::: Material provided :::

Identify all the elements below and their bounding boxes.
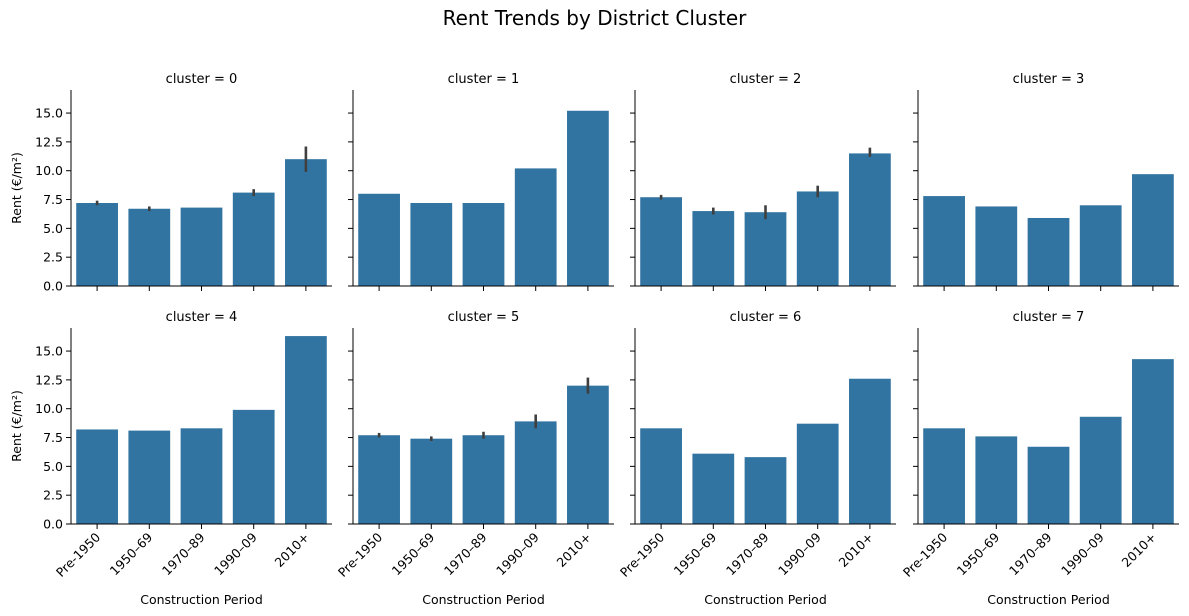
- facet-title: cluster = 3: [1013, 72, 1085, 87]
- bar: [514, 421, 557, 524]
- bar: [462, 202, 505, 286]
- facet-grid: cluster = 0 0.0 2.5 5.0 7.5 10.0 12.5 15.0 Rent …: [9, 72, 1179, 607]
- bar: [640, 197, 682, 286]
- bar: [640, 428, 682, 524]
- x-tick-label: 1950–69: [954, 529, 1003, 578]
- facet-title: cluster = 4: [166, 310, 238, 325]
- bar: [796, 423, 839, 524]
- facet-panel: cluster = 2: [630, 72, 896, 291]
- x-tick-label: 1950–69: [107, 529, 156, 578]
- x-tick-label: Pre-1950: [53, 529, 103, 579]
- bar: [1027, 217, 1070, 286]
- x-tick-label: 2010+: [836, 530, 877, 571]
- facet-panel: cluster = 5 Pre-1950 1950–69 1970–89 1990–09…: [335, 310, 614, 607]
- y-tick-label: 15.0: [35, 106, 63, 121]
- y-tick-label: 15.0: [35, 344, 63, 359]
- bar: [285, 336, 327, 524]
- bar: [232, 409, 275, 524]
- bar: [923, 428, 965, 524]
- x-tick-label: Pre-1950: [900, 529, 950, 579]
- y-tick-label: 5.0: [43, 221, 63, 236]
- facet-title: cluster = 1: [448, 72, 520, 87]
- y-axis-label: Rent (€/m²): [9, 390, 24, 462]
- y-tick-label: 2.5: [43, 250, 63, 265]
- bar: [76, 429, 118, 524]
- bar: [514, 168, 557, 286]
- x-tick-label: 1990–09: [1058, 529, 1107, 578]
- x-axis-label: Construction Period: [140, 592, 263, 607]
- x-tick-label: 1950–69: [671, 529, 720, 578]
- bar: [1079, 416, 1122, 524]
- facet-panel: cluster = 3: [913, 72, 1179, 291]
- y-tick-label: 10.0: [35, 401, 63, 416]
- x-tick-label: 1990–09: [493, 529, 542, 578]
- bar: [358, 435, 400, 524]
- facet-panel: cluster = 0 0.0 2.5 5.0 7.5 10.0 12.5 15.0 Rent …: [9, 72, 332, 294]
- bar: [567, 110, 609, 286]
- y-tick-label: 12.5: [35, 372, 63, 387]
- bar: [923, 196, 965, 286]
- x-axis-label: Construction Period: [704, 592, 827, 607]
- bar: [410, 438, 453, 524]
- bar: [285, 159, 327, 286]
- x-axis-label: Construction Period: [987, 592, 1110, 607]
- x-tick-label: 1990–09: [211, 529, 260, 578]
- facet-panel: cluster = 6 Pre-1950 1950–69 1970–89 1990–09…: [617, 310, 896, 607]
- y-tick-label: 2.5: [43, 488, 63, 503]
- bar: [410, 202, 453, 286]
- x-tick-label: 2010+: [554, 530, 595, 571]
- bar: [1132, 174, 1174, 286]
- bar: [1132, 359, 1174, 524]
- bar: [128, 208, 171, 286]
- bar: [849, 378, 891, 524]
- x-tick-label: 1970–89: [1006, 529, 1055, 578]
- bar: [1079, 205, 1122, 286]
- bar: [1027, 446, 1070, 524]
- bar: [744, 457, 787, 524]
- facet-title: cluster = 0: [166, 72, 238, 87]
- x-tick-label: Pre-1950: [335, 529, 385, 579]
- bar: [796, 191, 839, 286]
- y-tick-label: 0.0: [43, 517, 63, 532]
- y-tick-label: 7.5: [43, 192, 63, 207]
- bar: [128, 430, 171, 524]
- facet-panel: cluster = 7 Pre-1950 1950–69 1970–89 1990–09…: [900, 310, 1179, 607]
- x-tick-label: 1950–69: [389, 529, 438, 578]
- bar: [358, 193, 400, 286]
- x-tick-label: 2010+: [272, 530, 313, 571]
- bar: [180, 207, 223, 286]
- x-tick-label: 1970–89: [441, 529, 490, 578]
- facet-title: cluster = 2: [730, 72, 802, 87]
- facet-title: cluster = 7: [1013, 310, 1085, 325]
- y-axis-label: Rent (€/m²): [9, 152, 24, 224]
- x-tick-label: Pre-1950: [617, 529, 667, 579]
- x-tick-label: 2010+: [1119, 530, 1160, 571]
- bar: [975, 206, 1018, 286]
- facet-panel: cluster = 4 0.0 2.5 5.0 7.5 10.0 12.5 15.0 Pre-1…: [9, 310, 332, 607]
- bar: [744, 212, 787, 286]
- bar: [567, 385, 609, 524]
- x-axis-label: Construction Period: [422, 592, 545, 607]
- y-tick-label: 0.0: [43, 279, 63, 294]
- bar: [849, 153, 891, 286]
- bar: [76, 202, 118, 286]
- bar: [692, 453, 735, 524]
- facet-title: cluster = 6: [730, 310, 802, 325]
- facet-panel: cluster = 1: [348, 72, 614, 291]
- x-tick-label: 1990–09: [775, 529, 824, 578]
- bar: [975, 436, 1018, 524]
- bar: [462, 435, 505, 524]
- y-tick-label: 10.0: [35, 163, 63, 178]
- bar: [180, 428, 223, 524]
- x-tick-label: 1970–89: [723, 529, 772, 578]
- y-tick-label: 5.0: [43, 459, 63, 474]
- bar: [232, 192, 275, 286]
- x-tick-label: 1970–89: [159, 529, 208, 578]
- facet-title: cluster = 5: [448, 310, 520, 325]
- y-tick-label: 12.5: [35, 134, 63, 149]
- y-tick-label: 7.5: [43, 430, 63, 445]
- chart-title: Rent Trends by District Cluster: [443, 6, 748, 30]
- bar: [692, 211, 735, 286]
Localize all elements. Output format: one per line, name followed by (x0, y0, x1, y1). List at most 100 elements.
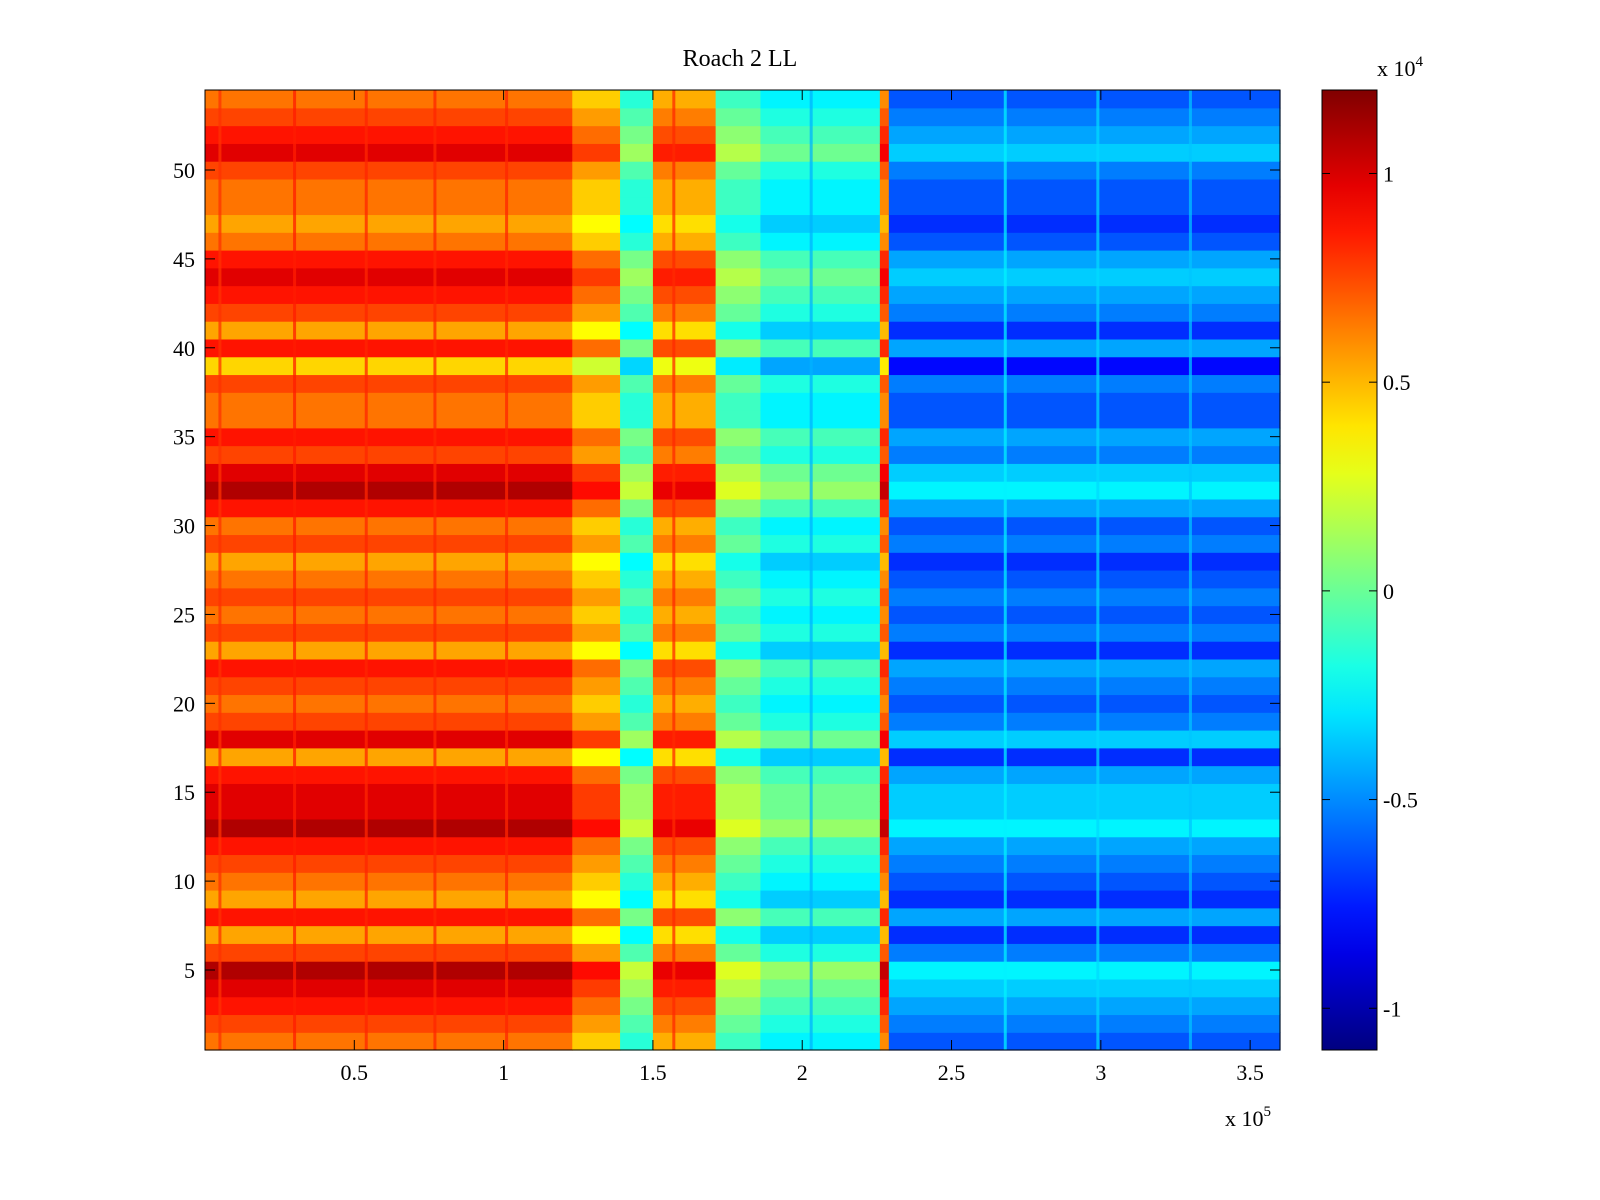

:::

Directive | Substitute "column" for "bar" in the data above, from the line with "- facet-title: cluster = 3: [1013, 72, 1085, 87]" to the line with "- x-tick-label: 1950–69: [107, 529, 156, 578]", and write out only those lines, with everything else left unchanged.

Answer to the exercise |
- facet-title: cluster = 3: [1013, 72, 1085, 87]
- column: [514, 421, 557, 524]
- column: [462, 202, 505, 286]
- facet-grid: cluster = 0 0.0 2.5 5.0 7.5 10.0 12.5 15.0 Rent …: [9, 72, 1179, 607]
- column: [640, 197, 682, 286]
- column: [640, 428, 682, 524]
- x-tick-label: 1950–69: [954, 529, 1003, 578]
- facet-title: cluster = 4: [166, 310, 238, 325]
- column: [796, 423, 839, 524]
- facet-panel: cluster = 2: [630, 72, 896, 291]
- x-tick-label: 1950–69: [107, 529, 156, 578]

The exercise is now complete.